[start TEXT BLOCK]
Let us use this thread to document everyone's energy economy - and see how it compares with the EPA figures.

The main efficiency (or as they say, Energy Economy) figure from EPA is 34 KWh/100 miles or 2.9 miles/kwh. This kwh should be calculated at the wall - not carwings or what Leaf shows. This means, you should either have TED/kill-a-watt, separate meter or Blink to figure out the energy used by the car at the wall. You should also keep track of any charges done when not at home.

I suggest keeping track of and reporting the following figures. Copy the format below and replace with your actual numbers.

Code:
Month : MMM-2011
a. x,xxx Miles
b. xxx kWh (Wall - Blink/Seprate meter/TED etc)
c. x.x Miles/kWh (Wall)
d. x.x Miles/kWh (Leaf)
e. x.x Miles/kWh (CarWings)
[end TEXT BLOCK]
*WRITTEN TASKS:*
• a. Rewrite the text on tracking Leaf energy economy from "Let us use this" to "x.x Miles/kWh (Wall)", replacing "thread" with "post".
• b. Answer these questions about the text on tracking Leaf energy economy:
(i) What is the EPA efficiency figure in miles per kWh?
(ii) Where should the kWh be measured?
(iii) In the suggested reporting format, what does line "c." record?
[start SOURCE DATA]
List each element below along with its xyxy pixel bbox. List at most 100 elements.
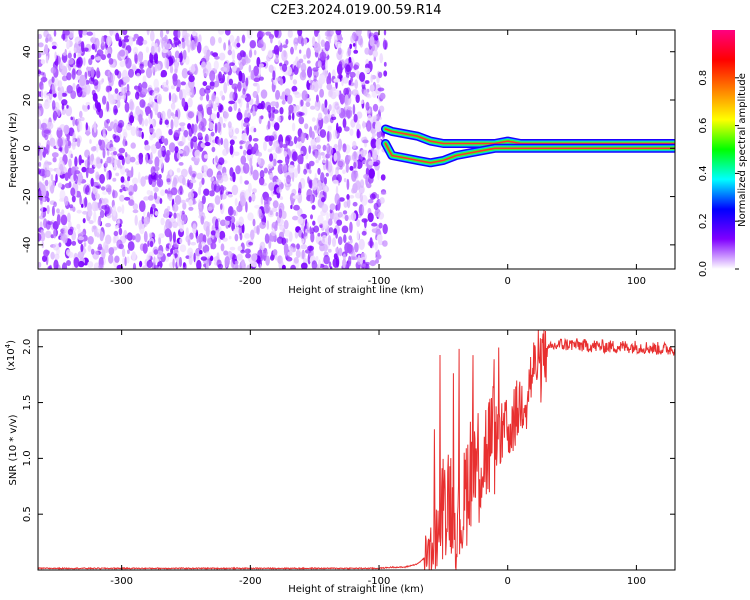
[end SOURCE DATA]
*ANSWERS TO THE EXERCISES:*
• a.
Let us use this post to document everyone's energy economy - and see how it compares with the EPA figures.

The main efficiency (or as they say, Energy Economy) figure from EPA is 34 KWh/100 miles or 2.9 miles/kwh. This kwh should be calculated at the wall - not carwings or what Leaf shows. This means, you should either have TED/kill-a-watt, separate meter or Blink to figure out the energy used by the car at the wall. You should also keep track of any charges done when not at home.

I suggest keeping track of and reporting the following figures. Copy the format below and replace with your actual numbers.

Code:
Month : MMM-2011
a. x,xxx Miles
b. xxx kWh (Wall - Blink/Seprate meter/TED etc)
c. x.x Miles/kWh (Wall)

• b.
(i) 2.9 miles/kWh
(ii) At the wall
(iii) Miles/kWh measured at the wall